> _BRIEF_:
Reproduce each line exactly.
++++++++++++++++++++
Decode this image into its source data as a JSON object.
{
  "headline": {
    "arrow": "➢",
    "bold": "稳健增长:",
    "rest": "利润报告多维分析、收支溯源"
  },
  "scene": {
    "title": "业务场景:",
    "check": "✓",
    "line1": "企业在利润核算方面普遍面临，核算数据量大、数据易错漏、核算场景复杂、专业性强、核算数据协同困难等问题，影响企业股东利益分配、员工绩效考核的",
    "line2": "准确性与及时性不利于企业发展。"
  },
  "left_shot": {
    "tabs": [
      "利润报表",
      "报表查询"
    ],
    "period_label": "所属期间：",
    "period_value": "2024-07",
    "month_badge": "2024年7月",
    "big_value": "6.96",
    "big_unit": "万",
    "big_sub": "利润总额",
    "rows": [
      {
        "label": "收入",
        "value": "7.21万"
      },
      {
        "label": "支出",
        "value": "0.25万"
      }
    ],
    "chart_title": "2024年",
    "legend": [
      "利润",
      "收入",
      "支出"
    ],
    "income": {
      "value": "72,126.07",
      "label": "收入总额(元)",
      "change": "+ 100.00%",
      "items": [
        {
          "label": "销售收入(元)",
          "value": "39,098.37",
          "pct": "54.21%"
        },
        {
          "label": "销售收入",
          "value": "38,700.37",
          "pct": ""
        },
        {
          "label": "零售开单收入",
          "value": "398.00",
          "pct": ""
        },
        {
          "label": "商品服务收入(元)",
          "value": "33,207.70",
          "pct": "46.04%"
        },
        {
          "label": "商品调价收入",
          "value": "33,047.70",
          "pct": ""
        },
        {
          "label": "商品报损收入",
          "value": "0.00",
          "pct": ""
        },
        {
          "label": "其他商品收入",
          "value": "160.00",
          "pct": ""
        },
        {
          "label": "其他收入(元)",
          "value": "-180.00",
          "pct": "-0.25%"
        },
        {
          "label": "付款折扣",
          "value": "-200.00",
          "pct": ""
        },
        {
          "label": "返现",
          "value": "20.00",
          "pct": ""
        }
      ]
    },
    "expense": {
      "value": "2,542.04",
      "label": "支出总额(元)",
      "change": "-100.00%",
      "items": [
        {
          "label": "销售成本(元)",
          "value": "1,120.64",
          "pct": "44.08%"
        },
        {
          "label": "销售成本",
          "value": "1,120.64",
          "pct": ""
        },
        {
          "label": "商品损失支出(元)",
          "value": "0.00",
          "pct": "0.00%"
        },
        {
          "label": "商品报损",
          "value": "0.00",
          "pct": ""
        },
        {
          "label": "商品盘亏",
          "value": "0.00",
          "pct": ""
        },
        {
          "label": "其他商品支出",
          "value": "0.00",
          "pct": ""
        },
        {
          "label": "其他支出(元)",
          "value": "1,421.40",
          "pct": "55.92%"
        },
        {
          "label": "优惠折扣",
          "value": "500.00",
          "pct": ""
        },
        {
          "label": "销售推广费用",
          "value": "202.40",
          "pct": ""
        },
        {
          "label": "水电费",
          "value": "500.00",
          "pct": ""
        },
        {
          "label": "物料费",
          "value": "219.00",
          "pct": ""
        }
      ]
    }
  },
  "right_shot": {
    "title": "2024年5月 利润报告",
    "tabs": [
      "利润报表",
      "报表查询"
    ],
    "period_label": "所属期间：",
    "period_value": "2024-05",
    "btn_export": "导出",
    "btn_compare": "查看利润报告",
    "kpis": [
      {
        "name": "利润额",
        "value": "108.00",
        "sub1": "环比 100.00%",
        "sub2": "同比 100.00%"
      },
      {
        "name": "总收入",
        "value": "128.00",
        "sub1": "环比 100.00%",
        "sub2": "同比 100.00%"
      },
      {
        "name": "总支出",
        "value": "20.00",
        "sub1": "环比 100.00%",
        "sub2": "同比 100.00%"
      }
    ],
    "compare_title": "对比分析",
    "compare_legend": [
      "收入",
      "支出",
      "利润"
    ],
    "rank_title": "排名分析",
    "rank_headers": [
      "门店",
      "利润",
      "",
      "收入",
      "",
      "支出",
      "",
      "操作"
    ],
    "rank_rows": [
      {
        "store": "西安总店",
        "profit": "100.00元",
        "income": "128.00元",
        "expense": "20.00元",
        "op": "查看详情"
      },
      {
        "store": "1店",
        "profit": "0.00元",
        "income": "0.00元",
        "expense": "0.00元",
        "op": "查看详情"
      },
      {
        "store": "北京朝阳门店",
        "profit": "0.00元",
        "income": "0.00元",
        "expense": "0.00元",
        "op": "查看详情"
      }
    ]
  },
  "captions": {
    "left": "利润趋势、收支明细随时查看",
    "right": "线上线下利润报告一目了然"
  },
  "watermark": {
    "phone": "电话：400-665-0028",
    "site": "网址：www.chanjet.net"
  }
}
++++++++++++++++++++
> _ANSWER TO THIS EXERCISE_:
Decode this image into its source data as a JSON object.
{
  "headline": {
    "arrow": "➢",
    "bold": "稳健增长:",
    "rest": "利润报告多维分析、收支溯源"
  },
  "scene": {
    "title": "业务场景:",
    "check": "✓",
    "line1": "企业在利润核算方面普遍面临，核算数据量大、数据易错漏、核算场景复杂、专业性强、核算数据协同困难等问题，影响企业股东利益分配、员工绩效考核的",
    "line2": "准确性与及时性不利于企业发展。"
  },
  "left_shot": {
    "tabs": [
      "利润报表",
      "报表查询"
    ],
    "period_label": "所属期间：",
    "period_value": "2024-07",
    "month_badge": "2024年7月",
    "big_value": "6.96",
    "big_unit": "万",
    "big_sub": "利润总额",
    "rows": [
      {
        "label": "收入",
        "value": "7.21万"
      },
      {
        "label": "支出",
        "value": "0.25万"
      }
    ],
    "chart_title": "2024年",
    "legend": [
      "利润",
      "收入",
      "支出"
    ],
    "income": {
      "value": "72,126.07",
      "label": "收入总额(元)",
      "change": "+ 100.00%",
      "items": [
        {
          "label": "销售收入(元)",
          "value": "39,098.37",
          "pct": "54.21%"
        },
        {
          "label": "销售收入",
          "value": "38,700.37",
          "pct": ""
        },
        {
          "label": "零售开单收入",
          "value": "398.00",
          "pct": ""
        },
        {
          "label": "商品服务收入(元)",
          "value": "33,207.70",
          "pct": "46.04%"
        },
        {
          "label": "商品调价收入",
          "value": "33,047.70",
          "pct": ""
        },
        {
          "label": "商品报损收入",
          "value": "0.00",
          "pct": ""
        },
        {
          "label": "其他商品收入",
          "value": "160.00",
          "pct": ""
        },
        {
          "label": "其他收入(元)",
          "value": "-180.00",
          "pct": "-0.25%"
        },
        {
          "label": "付款折扣",
          "value": "-200.00",
          "pct": ""
        },
        {
          "label": "返现",
          "value": "20.00",
          "pct": ""
        }
      ]
    },
    "expense": {
      "value": "2,542.04",
      "label": "支出总额(元)",
      "change": "-100.00%",
      "items": [
        {
          "label": "销售成本(元)",
          "value": "1,120.64",
          "pct": "44.08%"
        },
        {
          "label": "销售成本",
          "value": "1,120.64",
          "pct": ""
        },
        {
          "label": "商品损失支出(元)",
          "value": "0.00",
          "pct": "0.00%"
        },
        {
          "label": "商品报损",
          "value": "0.00",
          "pct": ""
        },
        {
          "label": "商品盘亏",
          "value": "0.00",
          "pct": ""
        },
        {
          "label": "其他商品支出",
          "value": "0.00",
          "pct": ""
        },
        {
          "label": "其他支出(元)",
          "value": "1,421.40",
          "pct": "55.92%"
        },
        {
          "label": "优惠折扣",
          "value": "500.00",
          "pct": ""
        },
        {
          "label": "销售推广费用",
          "value": "202.40",
          "pct": ""
        },
        {
          "label": "水电费",
          "value": "500.00",
          "pct": ""
        },
        {
          "label": "物料费",
          "value": "219.00",
          "pct": ""
        }
      ]
    }
  },
  "right_shot": {
    "title": "2024年5月 利润报告",
    "tabs": [
      "利润报表",
      "报表查询"
    ],
    "period_label": "所属期间：",
    "period_value": "2024-05",
    "btn_export": "导出",
    "btn_compare": "查看利润报告",
    "kpis": [
      {
        "name": "利润额",
        "value": "108.00",
        "sub1": "环比 100.00%",
        "sub2": "同比 100.00%"
      },
      {
        "name": "总收入",
        "value": "128.00",
        "sub1": "环比 100.00%",
        "sub2": "同比 100.00%"
      },
      {
        "name": "总支出",
        "value": "20.00",
        "sub1": "环比 100.00%",
        "sub2": "同比 100.00%"
      }
    ],
    "compare_title": "对比分析",
    "compare_legend": [
      "收入",
      "支出",
      "利润"
    ],
    "rank_title": "排名分析",
    "rank_headers": [
      "门店",
      "利润",
      "",
      "收入",
      "",
      "支出",
      "",
      "操作"
    ],
    "rank_rows": [
      {
        "store": "西安总店",
        "profit": "100.00元",
        "income": "128.00元",
        "expense": "20.00元",
        "op": "查看详情"
      },
      {
        "store": "1店",
        "profit": "0.00元",
        "income": "0.00元",
        "expense": "0.00元",
        "op": "查看详情"
      },
      {
        "store": "北京朝阳门店",
        "profit": "0.00元",
        "income": "0.00元",
        "expense": "0.00元",
        "op": "查看详情"
      }
    ]
  },
  "captions": {
    "left": "利润趋势、收支明细随时查看",
    "right": "线上线下利润报告一目了然"
  },
  "watermark": {
    "phone": "电话：400-665-0028",
    "site": "网址：www.chanjet.net"
  }
}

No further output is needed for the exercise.